Given records:
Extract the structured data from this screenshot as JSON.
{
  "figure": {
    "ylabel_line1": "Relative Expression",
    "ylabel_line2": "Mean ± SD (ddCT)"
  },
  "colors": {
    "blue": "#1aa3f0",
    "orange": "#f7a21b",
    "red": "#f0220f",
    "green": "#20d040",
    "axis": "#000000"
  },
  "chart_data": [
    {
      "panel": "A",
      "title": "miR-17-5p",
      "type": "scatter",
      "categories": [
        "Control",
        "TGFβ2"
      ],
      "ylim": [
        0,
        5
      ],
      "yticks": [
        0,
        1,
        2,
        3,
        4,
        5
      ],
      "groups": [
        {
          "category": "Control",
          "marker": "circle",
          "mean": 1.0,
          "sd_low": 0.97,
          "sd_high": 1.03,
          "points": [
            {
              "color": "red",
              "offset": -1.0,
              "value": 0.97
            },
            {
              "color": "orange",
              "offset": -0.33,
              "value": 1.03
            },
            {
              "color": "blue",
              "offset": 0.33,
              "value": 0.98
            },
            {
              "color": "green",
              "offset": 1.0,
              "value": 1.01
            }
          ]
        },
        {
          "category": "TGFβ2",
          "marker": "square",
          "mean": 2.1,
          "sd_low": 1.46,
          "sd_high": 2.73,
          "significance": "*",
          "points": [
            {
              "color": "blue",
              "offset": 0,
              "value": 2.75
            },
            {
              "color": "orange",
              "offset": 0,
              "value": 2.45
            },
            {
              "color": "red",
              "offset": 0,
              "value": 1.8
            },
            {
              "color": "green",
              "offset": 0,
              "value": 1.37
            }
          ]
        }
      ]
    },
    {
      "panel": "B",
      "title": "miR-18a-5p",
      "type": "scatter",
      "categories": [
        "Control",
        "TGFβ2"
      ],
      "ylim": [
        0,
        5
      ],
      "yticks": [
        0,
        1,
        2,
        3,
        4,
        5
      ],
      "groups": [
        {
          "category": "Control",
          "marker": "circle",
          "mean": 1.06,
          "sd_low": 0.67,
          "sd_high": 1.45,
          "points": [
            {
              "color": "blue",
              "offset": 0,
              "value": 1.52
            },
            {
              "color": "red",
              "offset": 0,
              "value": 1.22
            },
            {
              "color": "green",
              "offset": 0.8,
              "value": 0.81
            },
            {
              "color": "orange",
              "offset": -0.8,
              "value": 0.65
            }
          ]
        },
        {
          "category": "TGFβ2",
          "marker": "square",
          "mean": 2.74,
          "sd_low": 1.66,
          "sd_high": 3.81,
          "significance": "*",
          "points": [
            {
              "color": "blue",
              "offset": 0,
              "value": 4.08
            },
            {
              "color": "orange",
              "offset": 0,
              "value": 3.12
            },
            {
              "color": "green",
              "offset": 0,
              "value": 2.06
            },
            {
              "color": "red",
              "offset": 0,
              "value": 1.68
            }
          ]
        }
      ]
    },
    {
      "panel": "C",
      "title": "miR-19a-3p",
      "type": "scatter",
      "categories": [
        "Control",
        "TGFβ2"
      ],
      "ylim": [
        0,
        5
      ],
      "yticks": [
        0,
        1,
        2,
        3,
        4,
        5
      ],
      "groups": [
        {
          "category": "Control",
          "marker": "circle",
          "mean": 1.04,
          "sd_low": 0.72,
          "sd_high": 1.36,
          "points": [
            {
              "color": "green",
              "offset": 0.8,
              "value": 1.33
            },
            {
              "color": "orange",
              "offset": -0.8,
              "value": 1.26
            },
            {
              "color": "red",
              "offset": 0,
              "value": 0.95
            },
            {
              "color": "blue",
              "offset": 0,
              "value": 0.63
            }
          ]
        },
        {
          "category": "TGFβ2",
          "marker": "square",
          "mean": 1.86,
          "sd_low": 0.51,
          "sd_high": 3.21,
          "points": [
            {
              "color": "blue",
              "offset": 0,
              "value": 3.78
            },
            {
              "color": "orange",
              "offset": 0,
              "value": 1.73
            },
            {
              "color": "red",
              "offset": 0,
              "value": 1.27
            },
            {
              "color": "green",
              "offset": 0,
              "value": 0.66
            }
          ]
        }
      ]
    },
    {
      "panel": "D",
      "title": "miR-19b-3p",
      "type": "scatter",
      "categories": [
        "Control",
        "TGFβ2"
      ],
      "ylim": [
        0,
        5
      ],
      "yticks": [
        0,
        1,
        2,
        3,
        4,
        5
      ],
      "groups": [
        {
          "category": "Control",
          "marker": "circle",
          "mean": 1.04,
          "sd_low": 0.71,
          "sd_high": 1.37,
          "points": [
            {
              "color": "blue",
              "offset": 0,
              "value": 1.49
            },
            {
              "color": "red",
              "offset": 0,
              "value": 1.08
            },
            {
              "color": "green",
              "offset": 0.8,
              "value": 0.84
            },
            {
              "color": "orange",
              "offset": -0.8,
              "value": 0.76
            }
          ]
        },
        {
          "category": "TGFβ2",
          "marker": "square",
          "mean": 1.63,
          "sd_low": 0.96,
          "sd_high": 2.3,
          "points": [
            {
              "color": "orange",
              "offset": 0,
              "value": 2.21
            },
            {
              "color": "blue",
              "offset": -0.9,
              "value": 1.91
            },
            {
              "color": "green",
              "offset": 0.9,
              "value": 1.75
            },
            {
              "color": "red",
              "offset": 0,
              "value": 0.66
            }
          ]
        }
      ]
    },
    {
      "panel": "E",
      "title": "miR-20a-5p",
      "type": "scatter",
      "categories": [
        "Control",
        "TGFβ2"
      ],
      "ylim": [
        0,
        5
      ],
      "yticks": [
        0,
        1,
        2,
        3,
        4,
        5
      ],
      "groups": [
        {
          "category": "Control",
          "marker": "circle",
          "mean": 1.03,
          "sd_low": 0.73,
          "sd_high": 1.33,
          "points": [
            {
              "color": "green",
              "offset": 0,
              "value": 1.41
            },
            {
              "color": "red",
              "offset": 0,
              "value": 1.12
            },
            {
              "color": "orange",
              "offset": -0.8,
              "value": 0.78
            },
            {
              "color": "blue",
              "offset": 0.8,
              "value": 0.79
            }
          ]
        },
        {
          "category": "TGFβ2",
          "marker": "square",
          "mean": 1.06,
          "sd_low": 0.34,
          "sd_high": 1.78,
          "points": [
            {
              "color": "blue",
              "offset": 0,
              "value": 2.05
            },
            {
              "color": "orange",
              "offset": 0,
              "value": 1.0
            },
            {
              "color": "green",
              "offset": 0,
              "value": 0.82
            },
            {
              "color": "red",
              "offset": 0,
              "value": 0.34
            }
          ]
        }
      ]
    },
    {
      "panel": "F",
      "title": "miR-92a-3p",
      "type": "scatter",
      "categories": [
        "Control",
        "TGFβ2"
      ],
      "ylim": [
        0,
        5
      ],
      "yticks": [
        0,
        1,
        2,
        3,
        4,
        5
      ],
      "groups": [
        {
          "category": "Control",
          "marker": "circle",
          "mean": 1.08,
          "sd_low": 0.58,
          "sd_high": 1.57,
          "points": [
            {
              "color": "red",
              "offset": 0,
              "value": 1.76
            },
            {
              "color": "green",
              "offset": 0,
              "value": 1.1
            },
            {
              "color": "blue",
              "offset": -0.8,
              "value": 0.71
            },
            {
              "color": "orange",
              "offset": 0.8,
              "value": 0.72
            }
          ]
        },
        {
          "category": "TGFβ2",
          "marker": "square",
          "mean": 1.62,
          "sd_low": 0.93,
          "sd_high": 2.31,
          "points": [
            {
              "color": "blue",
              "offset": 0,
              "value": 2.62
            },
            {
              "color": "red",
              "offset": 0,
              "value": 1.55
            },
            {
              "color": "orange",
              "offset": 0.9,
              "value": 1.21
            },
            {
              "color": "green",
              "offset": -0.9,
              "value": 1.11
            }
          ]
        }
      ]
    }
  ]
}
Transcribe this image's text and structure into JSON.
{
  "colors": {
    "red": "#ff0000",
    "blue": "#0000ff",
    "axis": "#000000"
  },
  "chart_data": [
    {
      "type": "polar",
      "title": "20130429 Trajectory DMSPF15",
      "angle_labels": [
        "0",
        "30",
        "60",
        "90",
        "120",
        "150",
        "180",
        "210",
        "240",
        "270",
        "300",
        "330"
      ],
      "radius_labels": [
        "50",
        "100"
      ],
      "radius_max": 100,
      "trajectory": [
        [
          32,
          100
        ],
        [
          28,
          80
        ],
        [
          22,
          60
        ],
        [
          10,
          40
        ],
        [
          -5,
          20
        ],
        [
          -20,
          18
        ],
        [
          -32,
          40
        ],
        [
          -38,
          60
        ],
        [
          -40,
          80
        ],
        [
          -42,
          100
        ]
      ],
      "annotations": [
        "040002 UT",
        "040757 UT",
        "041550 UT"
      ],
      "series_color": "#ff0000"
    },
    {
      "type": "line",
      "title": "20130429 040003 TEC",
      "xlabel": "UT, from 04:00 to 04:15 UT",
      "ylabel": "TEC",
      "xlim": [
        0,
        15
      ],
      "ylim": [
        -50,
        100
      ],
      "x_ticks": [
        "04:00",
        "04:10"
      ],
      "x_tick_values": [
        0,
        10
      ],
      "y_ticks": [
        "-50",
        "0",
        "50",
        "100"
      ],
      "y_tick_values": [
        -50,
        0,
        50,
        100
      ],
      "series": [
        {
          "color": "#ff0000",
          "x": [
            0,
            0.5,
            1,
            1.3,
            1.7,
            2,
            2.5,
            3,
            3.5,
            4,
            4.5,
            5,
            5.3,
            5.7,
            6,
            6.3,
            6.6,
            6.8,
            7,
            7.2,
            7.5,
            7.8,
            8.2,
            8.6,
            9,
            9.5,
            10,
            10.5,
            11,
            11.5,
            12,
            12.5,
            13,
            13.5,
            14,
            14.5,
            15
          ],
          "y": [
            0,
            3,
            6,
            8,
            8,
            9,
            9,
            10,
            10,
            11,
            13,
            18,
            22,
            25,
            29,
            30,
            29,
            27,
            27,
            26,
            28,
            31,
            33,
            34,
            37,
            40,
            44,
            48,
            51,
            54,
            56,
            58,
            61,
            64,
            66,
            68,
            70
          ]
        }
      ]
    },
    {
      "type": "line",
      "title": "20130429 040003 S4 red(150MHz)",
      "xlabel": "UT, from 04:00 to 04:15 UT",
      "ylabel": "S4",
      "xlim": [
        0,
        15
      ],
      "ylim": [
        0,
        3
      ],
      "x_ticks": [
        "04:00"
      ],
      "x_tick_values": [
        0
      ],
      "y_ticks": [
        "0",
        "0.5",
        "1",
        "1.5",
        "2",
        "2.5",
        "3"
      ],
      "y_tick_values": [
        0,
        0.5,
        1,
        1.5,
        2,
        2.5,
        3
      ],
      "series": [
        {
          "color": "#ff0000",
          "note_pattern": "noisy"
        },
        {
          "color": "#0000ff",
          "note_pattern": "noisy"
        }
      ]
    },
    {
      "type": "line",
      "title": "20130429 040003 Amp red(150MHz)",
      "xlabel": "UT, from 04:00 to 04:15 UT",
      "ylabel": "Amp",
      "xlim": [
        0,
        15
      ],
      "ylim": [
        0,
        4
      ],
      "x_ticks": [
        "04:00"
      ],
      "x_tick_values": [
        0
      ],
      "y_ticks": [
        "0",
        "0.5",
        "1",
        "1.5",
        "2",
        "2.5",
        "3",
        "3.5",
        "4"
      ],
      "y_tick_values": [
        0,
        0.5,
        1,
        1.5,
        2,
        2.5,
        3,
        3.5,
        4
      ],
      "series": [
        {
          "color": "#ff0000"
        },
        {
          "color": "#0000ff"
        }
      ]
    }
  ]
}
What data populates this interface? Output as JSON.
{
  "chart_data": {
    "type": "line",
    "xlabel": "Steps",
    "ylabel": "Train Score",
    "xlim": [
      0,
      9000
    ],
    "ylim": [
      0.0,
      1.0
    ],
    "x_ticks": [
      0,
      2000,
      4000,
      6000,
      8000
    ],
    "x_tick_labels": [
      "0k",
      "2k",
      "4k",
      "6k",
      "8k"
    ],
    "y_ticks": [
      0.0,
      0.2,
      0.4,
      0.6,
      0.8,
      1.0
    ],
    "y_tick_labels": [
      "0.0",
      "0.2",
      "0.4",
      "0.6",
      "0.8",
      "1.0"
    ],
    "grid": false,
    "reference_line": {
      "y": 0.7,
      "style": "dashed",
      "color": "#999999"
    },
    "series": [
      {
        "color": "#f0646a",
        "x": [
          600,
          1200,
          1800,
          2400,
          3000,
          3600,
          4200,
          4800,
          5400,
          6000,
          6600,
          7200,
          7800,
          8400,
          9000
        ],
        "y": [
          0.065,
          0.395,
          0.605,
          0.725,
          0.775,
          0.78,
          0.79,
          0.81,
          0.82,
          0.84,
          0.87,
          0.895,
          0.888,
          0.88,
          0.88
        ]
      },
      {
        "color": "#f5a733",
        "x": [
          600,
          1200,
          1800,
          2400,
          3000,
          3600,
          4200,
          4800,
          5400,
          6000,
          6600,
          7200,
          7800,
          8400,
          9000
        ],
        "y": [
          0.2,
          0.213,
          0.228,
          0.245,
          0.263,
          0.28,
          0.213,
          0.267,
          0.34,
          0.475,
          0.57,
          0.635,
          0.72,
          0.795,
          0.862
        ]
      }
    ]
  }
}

Objective: List every line above that contains the word "panel".

Solved exercise:
      "panel": "A",
      "panel": "B",
      "panel": "C",
      "panel": "D",
      "panel": "E",
      "panel": "F",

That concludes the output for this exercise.